Aufgabenstellung: Schreiben Sie aus dem Kommentar zur Präimplantationsdiagnostik die Passage von „Spannend wird allenfalls“ bis einschließlich „aber nicht mehrheitsfähig.“ wortgetreu ab.

Auszug zum Lesen:
+--

Kommentar: Die Selektion kann beginnen

Von Stefan Rehder

Mehr als zwei Jahre gibt es die mit reichlich Verspätung erlassene Rechtsverordnung zur Regelung der Präimplantationsdiagnostik (PID) schon. Dass trotzdem erst Mitte dieser Woche in Stuttgart erstmals die gemeinsame Ethikkommission zusammentraf, welche die Anträge von Paaren aus Baden-Württemberg, Hessen, Rheinland-Pfalz, dem Saarland, Sachsen und Thüringen begutachten sollen, die eine PID nach künstlicher Befruchtung in Anspruch nehmen wollen, mag Lebensrechtler mit einer gewissen Genugtuung erfüllen. An der Sache selbst ändert auch diese Verzögerung nichts. Ab sofort kann in sechs Bundesländern selektiert werden. Andere werden folgen. Man braucht kein Prophet sein, um zu wissen, was nach der Aufweichung des Embryonenschutzes nun alles auf die Republik zukommen wird. Einige der Paare, deren Anträge von einer Ethikkommissionen abgelehnt werden, werden gegen die Entscheidung klagen. Andere werden bei einem weit entfernten PID-Zentrum in der Hoffnung vorstellig werden, dass die für dieses Zentrum zuständige Ethikkommission dann eine genehmere Entscheidung fällt. PID-Tourismus wird es also auch in Zukunft geben, nur eben innerdeutsch, statt international. Wieder andere werden sich an die Medien wenden und versuchen, mit medialem Rückenwind eine weitere Liberalisierung der Rechtslage zu erreichen.

Spannend wird allenfalls die Frage, ob sich die Ethik-Kommissionen auch einen Wettkampf darum liefern werden, wer die liberalste im Land ist. Bis die Öffentlichkeit erfährt, wie viele Anträge die Kommissionen ablehnen, welche sie genehmigen und warum, wird viel Zeit verstreichen. Denn die Regierung muss nur alle vier Jahre dem Parlament über die Erfahrungen berichten, die Deutschland ab jetzt mit der Selektion genetisch geschädigten Nachwuchses sammeln wird. Ob die dabei erhobenen Daten dann zuverlässige Aussagen über Trends erlauben oder nicht, ist fast bedeutungslos. Denn ein politischer Wille, der den Missbrauch des Missbrauchs verhindern könnte, ist zwar existent, aber nicht mehrheitsfähig.

+--

[Gespeicherte Dateneinträge]
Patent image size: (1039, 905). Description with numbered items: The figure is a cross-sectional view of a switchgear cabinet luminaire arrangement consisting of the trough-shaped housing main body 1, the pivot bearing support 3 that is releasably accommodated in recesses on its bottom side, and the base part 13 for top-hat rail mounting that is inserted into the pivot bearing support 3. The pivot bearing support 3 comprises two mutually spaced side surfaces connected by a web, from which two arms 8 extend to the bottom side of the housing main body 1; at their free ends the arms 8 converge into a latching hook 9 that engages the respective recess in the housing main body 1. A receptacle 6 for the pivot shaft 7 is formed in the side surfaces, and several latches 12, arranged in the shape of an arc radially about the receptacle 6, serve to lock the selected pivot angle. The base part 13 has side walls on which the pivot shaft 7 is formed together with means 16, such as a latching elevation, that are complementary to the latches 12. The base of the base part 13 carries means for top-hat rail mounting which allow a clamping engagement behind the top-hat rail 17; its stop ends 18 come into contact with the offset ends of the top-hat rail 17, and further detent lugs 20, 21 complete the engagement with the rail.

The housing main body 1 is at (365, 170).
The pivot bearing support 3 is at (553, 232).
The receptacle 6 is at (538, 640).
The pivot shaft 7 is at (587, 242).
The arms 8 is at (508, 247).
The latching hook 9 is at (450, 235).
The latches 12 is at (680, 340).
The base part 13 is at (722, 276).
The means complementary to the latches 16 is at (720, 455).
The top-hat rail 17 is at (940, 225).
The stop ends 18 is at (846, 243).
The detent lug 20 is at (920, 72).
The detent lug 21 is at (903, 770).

+--

Lösung:
Spannend wird allenfalls die Frage, ob sich die Ethik-Kommissionen auch einen Wettkampf darum liefern werden, wer die liberalste im Land ist. Bis die Öffentlichkeit erfährt, wie viele Anträge die Kommissionen ablehnen, welche sie genehmigen und warum, wird viel Zeit verstreichen. Denn die Regierung muss nur alle vier Jahre dem Parlament über die Erfahrungen berichten, die Deutschland ab jetzt mit der Selektion genetisch geschädigten Nachwuchses sammeln wird. Ob die dabei erhobenen Daten dann zuverlässige Aussagen über Trends erlauben oder nicht, ist fast bedeutungslos. Denn ein politischer Wille, der den Missbrauch des Missbrauchs verhindern könnte, ist zwar existent, aber nicht mehrheitsfähig.